__SOURCE DATA__.
.....

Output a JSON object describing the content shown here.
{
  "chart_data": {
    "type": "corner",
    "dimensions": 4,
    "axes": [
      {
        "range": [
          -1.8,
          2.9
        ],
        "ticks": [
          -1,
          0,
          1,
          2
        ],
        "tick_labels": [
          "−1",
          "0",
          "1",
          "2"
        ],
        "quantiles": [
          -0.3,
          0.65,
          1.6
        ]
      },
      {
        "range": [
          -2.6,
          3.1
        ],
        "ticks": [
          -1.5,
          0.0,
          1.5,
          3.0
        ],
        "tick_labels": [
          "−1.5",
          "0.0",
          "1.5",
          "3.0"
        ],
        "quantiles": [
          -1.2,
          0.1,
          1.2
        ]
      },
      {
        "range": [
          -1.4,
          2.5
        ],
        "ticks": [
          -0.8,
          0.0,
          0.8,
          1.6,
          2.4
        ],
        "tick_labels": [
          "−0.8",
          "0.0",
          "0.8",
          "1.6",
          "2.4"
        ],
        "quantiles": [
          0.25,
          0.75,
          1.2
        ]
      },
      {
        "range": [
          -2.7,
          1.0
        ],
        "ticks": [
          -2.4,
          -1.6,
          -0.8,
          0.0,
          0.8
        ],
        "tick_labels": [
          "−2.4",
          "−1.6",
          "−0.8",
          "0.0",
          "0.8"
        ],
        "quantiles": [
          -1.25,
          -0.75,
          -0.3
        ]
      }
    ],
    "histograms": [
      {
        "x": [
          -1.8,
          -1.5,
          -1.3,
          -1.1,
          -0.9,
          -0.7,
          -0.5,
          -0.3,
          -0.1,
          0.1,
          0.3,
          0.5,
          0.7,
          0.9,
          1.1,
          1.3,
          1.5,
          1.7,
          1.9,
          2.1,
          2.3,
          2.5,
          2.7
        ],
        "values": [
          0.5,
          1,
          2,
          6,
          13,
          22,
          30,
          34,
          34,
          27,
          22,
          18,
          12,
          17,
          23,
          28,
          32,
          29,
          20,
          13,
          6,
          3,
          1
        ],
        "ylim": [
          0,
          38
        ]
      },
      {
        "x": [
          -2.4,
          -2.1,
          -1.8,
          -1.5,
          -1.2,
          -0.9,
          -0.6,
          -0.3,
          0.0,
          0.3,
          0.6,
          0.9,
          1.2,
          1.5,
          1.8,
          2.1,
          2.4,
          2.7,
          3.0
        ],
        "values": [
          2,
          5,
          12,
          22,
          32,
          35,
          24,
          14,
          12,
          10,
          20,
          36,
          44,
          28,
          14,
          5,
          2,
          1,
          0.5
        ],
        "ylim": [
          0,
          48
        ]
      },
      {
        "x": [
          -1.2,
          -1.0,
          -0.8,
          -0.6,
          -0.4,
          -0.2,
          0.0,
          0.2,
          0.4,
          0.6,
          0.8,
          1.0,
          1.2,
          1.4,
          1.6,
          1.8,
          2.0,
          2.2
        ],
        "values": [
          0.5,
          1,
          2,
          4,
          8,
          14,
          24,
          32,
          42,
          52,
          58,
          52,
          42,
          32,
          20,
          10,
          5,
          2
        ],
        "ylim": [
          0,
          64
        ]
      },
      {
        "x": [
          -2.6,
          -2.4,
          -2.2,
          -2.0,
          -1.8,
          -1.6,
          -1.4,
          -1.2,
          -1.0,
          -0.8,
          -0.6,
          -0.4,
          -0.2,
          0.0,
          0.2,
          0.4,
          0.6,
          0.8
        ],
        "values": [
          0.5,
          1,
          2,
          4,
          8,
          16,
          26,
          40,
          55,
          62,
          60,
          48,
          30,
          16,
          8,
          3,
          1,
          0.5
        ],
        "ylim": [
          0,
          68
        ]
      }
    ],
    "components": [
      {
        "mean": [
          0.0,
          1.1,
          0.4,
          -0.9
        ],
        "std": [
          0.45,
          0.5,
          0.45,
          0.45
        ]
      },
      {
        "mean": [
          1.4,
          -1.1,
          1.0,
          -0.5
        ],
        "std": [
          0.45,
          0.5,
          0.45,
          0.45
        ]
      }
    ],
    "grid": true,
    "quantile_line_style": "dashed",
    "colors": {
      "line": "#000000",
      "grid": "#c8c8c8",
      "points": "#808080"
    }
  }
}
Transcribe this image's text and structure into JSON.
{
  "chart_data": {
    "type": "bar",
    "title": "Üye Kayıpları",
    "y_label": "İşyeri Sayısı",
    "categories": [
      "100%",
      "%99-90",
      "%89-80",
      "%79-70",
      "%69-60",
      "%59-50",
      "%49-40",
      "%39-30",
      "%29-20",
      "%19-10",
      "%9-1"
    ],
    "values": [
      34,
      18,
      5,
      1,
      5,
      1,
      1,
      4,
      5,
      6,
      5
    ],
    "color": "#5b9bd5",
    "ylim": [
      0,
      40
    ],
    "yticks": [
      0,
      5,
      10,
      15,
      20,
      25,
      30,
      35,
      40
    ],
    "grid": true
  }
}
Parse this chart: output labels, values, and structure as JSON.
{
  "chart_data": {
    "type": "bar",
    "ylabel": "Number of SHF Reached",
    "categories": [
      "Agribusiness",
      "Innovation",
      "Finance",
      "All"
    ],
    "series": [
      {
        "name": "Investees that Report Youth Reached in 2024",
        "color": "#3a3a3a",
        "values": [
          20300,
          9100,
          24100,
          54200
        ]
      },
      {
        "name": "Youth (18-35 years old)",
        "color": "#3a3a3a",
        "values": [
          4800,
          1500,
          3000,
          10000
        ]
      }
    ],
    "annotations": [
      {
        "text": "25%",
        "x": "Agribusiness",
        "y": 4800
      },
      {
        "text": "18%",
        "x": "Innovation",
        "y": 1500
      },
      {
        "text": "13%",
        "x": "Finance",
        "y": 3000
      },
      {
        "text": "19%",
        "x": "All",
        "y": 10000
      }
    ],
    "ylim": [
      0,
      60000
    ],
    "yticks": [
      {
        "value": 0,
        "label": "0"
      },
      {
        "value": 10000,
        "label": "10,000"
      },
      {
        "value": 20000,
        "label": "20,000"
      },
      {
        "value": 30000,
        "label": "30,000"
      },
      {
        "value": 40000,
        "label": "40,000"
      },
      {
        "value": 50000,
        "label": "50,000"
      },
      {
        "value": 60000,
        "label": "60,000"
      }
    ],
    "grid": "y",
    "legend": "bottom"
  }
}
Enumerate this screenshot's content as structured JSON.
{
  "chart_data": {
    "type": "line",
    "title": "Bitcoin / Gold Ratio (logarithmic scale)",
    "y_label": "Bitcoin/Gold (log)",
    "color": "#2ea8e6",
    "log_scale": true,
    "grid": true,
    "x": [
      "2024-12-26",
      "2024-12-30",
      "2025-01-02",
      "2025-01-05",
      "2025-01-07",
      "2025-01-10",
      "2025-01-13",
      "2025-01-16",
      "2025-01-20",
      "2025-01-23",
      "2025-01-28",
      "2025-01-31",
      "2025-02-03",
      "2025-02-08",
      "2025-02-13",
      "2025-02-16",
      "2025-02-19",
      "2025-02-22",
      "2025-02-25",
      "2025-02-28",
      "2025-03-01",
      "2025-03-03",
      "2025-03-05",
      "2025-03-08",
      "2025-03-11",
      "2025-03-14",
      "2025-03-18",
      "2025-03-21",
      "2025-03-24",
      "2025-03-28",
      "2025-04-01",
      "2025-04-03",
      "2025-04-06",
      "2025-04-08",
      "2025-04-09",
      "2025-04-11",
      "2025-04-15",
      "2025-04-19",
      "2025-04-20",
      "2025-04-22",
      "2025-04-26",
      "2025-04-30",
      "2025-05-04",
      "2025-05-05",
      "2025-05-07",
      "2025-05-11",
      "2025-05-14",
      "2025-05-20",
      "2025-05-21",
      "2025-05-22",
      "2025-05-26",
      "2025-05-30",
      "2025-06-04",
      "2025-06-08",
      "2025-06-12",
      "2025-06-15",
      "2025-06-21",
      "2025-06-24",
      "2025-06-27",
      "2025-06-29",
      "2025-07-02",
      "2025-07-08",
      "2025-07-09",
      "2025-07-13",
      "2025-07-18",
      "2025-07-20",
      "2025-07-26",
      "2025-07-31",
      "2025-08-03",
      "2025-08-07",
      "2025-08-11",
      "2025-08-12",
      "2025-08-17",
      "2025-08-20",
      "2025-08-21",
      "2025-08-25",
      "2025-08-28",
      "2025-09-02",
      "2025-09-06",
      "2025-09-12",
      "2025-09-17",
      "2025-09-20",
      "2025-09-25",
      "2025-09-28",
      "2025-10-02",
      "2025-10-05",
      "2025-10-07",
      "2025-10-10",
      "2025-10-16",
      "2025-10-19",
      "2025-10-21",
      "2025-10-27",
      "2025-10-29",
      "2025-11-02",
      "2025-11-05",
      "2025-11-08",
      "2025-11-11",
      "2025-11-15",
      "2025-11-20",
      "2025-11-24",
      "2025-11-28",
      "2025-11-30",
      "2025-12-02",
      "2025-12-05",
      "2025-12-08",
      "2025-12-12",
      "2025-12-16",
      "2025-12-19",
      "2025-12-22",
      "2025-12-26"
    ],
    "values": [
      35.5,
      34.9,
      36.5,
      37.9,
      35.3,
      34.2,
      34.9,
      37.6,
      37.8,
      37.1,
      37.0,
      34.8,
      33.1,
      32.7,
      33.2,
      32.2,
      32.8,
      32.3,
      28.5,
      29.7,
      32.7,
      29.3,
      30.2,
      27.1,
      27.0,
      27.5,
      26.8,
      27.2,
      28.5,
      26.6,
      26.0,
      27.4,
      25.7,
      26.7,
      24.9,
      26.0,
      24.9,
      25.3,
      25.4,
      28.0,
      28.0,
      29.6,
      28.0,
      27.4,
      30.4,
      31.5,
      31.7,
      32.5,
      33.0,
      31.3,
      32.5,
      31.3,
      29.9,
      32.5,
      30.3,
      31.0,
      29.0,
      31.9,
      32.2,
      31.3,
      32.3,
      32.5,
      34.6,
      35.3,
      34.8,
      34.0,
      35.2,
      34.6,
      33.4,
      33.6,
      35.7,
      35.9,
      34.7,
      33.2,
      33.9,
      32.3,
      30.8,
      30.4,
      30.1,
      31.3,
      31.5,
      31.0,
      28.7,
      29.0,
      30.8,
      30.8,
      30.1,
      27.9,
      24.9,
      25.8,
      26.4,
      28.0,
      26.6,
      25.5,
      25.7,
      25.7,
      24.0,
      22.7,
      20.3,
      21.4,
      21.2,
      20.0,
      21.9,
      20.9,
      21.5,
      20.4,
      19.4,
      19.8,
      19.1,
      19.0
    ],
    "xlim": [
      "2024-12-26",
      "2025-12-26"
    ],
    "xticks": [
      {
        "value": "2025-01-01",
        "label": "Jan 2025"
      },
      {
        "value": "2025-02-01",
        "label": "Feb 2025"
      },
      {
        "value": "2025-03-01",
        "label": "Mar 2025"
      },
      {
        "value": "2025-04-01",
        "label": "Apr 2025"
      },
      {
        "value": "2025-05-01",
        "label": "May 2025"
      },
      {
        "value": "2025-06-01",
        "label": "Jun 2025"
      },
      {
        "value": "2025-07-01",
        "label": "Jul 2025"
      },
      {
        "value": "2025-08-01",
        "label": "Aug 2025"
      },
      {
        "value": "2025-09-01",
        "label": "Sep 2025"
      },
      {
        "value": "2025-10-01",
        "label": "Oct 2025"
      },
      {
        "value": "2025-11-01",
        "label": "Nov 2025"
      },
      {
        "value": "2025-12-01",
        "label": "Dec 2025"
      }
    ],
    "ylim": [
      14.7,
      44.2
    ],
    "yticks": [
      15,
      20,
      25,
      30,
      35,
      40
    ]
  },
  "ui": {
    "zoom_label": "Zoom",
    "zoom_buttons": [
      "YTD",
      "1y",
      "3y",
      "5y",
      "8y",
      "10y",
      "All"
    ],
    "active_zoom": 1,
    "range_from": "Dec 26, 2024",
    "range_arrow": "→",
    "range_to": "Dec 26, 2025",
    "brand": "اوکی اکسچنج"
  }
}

.....

__TASK INSTRUCTIONS__. Look over the listing. Pull out every line with the string "text" in it.

__CORRECT RESULT__.
Transcribe this image's text and structure into JSON.
        "text": "25%",
        "text": "18%",
        "text": "13%",
        "text": "19%",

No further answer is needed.